• _Task to carry out_: Report how many lines in the material below contain the string "basket". Give the number alone.

• _Provided records_:
++++++++++

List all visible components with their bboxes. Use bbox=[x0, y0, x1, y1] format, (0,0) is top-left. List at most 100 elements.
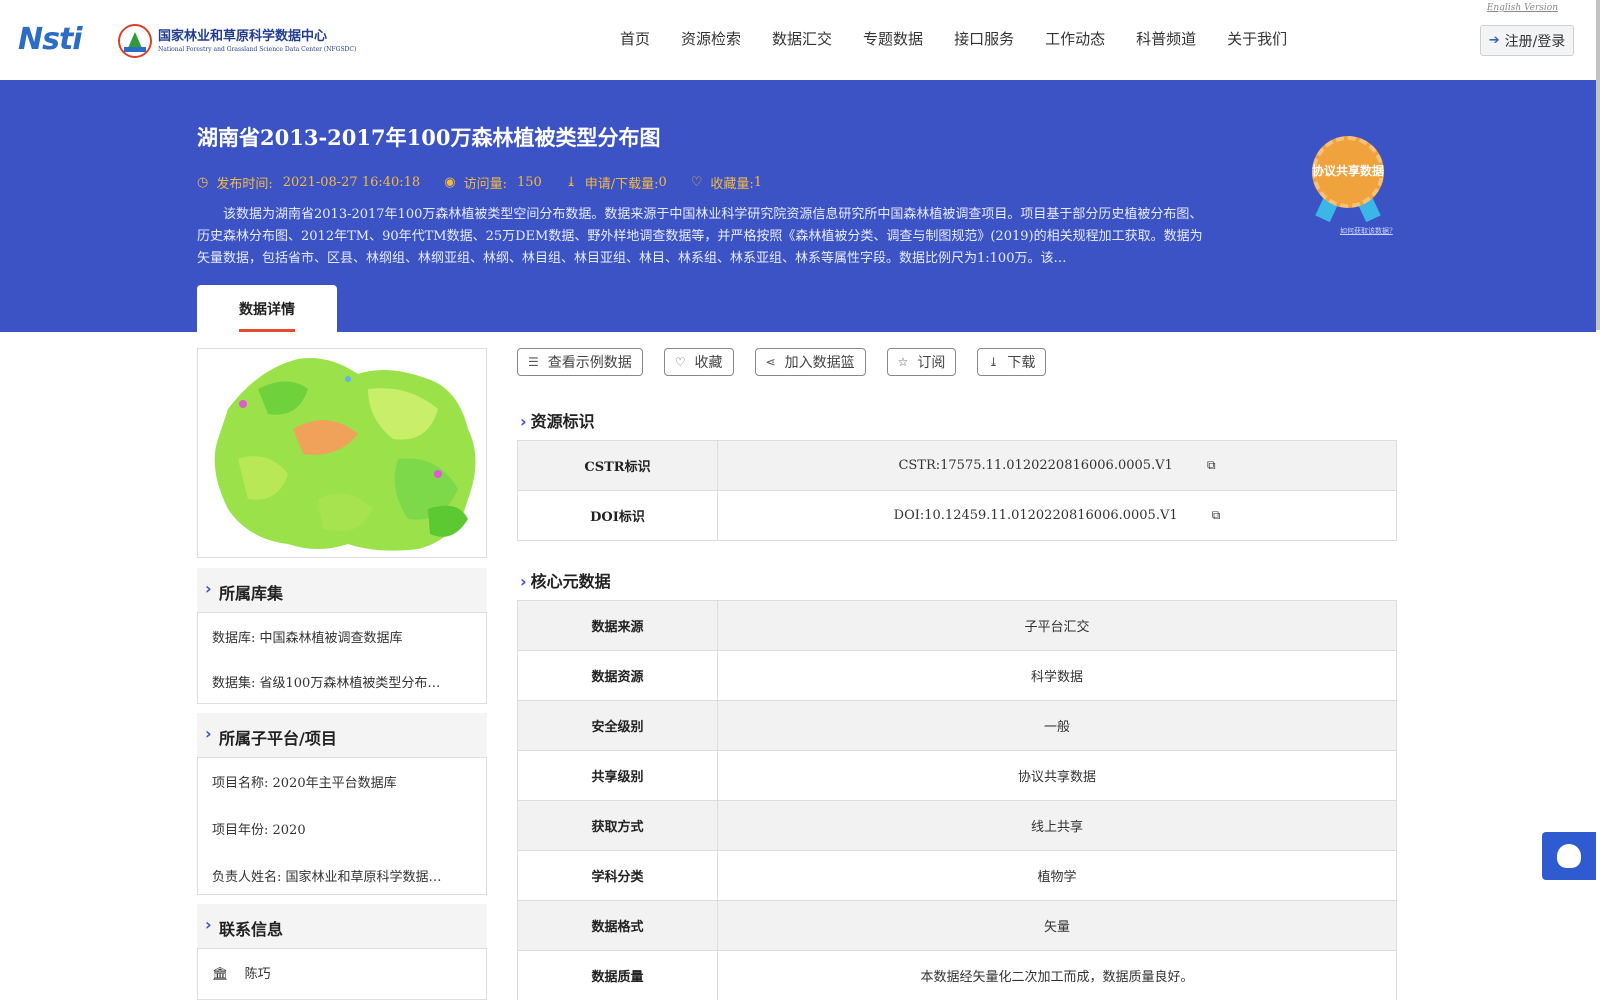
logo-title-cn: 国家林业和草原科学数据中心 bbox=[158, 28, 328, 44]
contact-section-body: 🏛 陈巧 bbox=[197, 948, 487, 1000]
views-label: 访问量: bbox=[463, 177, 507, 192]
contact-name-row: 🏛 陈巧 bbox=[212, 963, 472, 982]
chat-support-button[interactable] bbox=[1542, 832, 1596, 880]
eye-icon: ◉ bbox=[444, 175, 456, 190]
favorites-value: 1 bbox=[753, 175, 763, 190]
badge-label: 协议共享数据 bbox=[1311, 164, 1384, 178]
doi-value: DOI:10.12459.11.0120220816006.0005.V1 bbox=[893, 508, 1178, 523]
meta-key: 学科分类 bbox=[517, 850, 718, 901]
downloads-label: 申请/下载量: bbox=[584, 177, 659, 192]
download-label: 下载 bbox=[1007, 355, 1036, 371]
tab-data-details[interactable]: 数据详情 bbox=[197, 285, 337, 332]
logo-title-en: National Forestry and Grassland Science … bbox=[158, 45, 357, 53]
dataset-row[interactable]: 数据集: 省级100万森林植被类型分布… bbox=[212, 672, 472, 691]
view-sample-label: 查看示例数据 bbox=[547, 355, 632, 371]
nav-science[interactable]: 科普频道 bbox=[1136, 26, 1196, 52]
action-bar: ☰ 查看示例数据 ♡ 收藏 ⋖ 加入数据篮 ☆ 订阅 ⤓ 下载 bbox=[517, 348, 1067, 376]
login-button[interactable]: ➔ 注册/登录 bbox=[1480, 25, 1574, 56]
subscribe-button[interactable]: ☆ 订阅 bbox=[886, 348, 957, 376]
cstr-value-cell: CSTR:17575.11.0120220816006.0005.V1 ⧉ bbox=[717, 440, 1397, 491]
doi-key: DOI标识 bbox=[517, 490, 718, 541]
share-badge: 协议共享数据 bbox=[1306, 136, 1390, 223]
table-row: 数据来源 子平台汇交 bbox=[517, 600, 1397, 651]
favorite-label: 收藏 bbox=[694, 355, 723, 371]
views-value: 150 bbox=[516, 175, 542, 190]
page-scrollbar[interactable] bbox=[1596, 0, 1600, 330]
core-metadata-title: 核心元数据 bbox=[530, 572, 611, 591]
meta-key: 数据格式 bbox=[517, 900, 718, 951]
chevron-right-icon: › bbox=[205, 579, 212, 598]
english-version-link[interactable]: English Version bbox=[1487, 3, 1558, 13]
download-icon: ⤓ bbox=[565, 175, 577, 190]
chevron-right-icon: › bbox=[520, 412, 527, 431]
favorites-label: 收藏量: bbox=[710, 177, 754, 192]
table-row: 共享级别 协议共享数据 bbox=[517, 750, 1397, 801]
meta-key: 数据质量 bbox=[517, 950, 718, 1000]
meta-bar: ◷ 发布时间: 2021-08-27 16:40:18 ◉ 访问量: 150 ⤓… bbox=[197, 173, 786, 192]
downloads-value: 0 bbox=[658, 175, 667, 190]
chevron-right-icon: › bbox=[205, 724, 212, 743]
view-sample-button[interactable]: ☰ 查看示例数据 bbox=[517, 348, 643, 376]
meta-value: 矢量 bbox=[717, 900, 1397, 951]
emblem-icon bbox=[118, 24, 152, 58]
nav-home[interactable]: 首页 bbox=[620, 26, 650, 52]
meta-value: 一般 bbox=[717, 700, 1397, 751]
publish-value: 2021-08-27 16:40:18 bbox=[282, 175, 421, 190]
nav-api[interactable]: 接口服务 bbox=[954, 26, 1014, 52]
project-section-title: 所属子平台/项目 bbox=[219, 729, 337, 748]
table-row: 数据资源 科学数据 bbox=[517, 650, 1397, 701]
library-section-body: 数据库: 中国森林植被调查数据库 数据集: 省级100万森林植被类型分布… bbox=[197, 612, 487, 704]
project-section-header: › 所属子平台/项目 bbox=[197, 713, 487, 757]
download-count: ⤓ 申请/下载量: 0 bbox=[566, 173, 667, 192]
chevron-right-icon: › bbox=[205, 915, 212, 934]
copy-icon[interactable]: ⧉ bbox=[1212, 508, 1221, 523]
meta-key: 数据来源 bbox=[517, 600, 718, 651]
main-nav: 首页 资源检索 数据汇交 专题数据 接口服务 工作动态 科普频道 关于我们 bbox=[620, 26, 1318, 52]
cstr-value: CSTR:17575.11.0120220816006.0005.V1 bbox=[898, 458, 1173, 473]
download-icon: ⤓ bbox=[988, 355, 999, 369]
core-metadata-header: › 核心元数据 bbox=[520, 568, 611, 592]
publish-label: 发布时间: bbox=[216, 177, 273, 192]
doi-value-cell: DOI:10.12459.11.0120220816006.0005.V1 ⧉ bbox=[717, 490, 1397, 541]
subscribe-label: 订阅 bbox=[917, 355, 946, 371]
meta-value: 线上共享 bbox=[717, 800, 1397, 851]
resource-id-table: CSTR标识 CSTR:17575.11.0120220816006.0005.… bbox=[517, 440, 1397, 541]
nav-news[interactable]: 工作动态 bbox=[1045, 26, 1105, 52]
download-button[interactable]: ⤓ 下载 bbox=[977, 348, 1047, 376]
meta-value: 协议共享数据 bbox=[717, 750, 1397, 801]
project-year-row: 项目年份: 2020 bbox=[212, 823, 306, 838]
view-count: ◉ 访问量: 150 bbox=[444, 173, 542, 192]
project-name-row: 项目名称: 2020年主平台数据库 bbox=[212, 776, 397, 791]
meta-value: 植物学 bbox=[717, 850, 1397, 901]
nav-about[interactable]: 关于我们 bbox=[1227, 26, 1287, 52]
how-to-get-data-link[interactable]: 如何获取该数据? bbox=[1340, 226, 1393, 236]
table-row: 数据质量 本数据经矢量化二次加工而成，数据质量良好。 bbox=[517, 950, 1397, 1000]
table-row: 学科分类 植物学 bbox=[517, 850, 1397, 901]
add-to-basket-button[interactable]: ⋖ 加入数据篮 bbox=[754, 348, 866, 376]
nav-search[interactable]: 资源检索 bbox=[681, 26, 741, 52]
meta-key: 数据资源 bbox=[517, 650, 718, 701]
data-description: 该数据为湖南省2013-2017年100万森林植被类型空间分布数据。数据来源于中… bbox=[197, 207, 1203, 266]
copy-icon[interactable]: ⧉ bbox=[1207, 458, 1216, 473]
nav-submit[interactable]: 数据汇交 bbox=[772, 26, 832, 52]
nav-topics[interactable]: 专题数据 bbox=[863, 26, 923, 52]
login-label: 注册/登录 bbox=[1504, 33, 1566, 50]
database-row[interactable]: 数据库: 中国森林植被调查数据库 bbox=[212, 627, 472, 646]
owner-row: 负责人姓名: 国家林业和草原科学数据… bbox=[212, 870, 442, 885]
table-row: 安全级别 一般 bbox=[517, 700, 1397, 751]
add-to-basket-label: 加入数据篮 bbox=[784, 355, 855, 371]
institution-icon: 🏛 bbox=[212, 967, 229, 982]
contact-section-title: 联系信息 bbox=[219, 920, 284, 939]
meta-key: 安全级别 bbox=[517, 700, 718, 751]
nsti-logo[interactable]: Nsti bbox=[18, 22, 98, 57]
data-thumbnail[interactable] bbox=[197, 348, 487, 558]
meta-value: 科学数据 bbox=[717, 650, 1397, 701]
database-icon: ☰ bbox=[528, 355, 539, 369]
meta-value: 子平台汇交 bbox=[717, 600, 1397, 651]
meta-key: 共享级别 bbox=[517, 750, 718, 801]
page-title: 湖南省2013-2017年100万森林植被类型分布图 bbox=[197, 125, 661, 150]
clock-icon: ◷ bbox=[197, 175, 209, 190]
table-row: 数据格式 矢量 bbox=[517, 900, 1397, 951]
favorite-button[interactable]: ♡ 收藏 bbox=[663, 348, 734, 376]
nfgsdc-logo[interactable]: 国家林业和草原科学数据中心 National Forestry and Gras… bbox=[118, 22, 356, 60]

++++++++++

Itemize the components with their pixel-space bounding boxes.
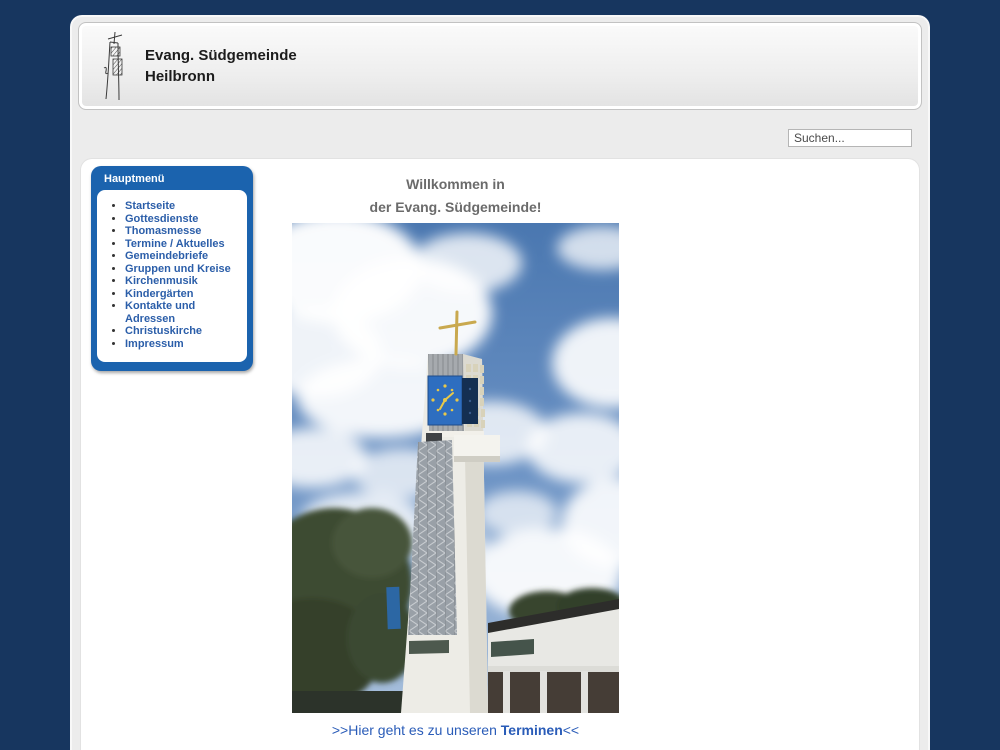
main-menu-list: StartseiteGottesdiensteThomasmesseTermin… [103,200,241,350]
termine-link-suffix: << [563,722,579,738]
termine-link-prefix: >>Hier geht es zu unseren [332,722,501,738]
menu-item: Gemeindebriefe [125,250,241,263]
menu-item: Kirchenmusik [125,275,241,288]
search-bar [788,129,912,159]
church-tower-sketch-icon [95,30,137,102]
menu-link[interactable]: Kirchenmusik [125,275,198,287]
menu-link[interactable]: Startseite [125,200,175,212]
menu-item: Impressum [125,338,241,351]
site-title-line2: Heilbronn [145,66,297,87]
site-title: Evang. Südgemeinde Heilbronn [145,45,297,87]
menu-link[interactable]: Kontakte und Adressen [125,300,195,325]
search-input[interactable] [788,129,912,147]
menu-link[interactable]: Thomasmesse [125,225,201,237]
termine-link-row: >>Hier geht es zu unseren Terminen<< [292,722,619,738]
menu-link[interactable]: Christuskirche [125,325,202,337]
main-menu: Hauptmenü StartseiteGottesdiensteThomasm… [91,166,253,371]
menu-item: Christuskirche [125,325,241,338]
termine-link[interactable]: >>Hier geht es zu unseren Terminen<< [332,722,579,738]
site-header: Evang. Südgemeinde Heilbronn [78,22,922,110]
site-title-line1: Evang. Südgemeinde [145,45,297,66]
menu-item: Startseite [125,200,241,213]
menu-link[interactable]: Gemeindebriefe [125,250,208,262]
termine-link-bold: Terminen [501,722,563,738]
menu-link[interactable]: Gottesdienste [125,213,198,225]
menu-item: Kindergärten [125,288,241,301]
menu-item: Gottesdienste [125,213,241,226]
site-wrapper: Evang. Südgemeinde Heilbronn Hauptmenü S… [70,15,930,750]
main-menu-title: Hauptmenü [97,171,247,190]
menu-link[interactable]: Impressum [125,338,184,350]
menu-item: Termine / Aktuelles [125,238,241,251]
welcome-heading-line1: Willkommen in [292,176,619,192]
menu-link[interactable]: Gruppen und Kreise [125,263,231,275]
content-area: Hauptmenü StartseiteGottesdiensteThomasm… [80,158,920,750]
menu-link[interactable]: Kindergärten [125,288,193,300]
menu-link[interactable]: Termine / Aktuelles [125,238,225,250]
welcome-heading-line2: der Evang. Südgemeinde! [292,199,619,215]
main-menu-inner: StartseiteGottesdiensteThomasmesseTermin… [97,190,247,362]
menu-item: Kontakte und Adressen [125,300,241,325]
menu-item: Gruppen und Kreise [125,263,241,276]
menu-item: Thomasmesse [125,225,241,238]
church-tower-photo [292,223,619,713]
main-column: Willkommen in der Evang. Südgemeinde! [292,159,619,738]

++++++++++

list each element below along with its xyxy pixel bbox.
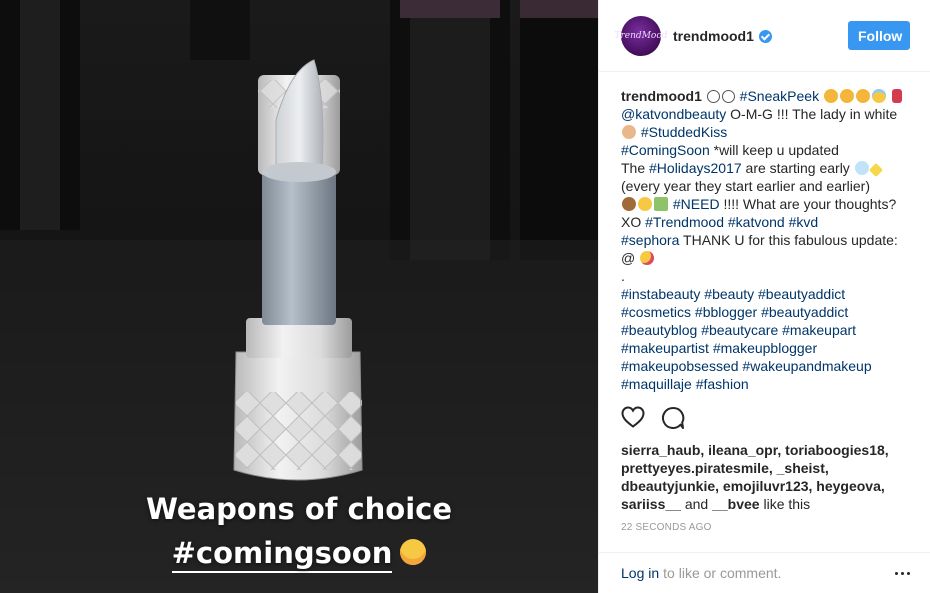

++++++++++

• _Written response_: 2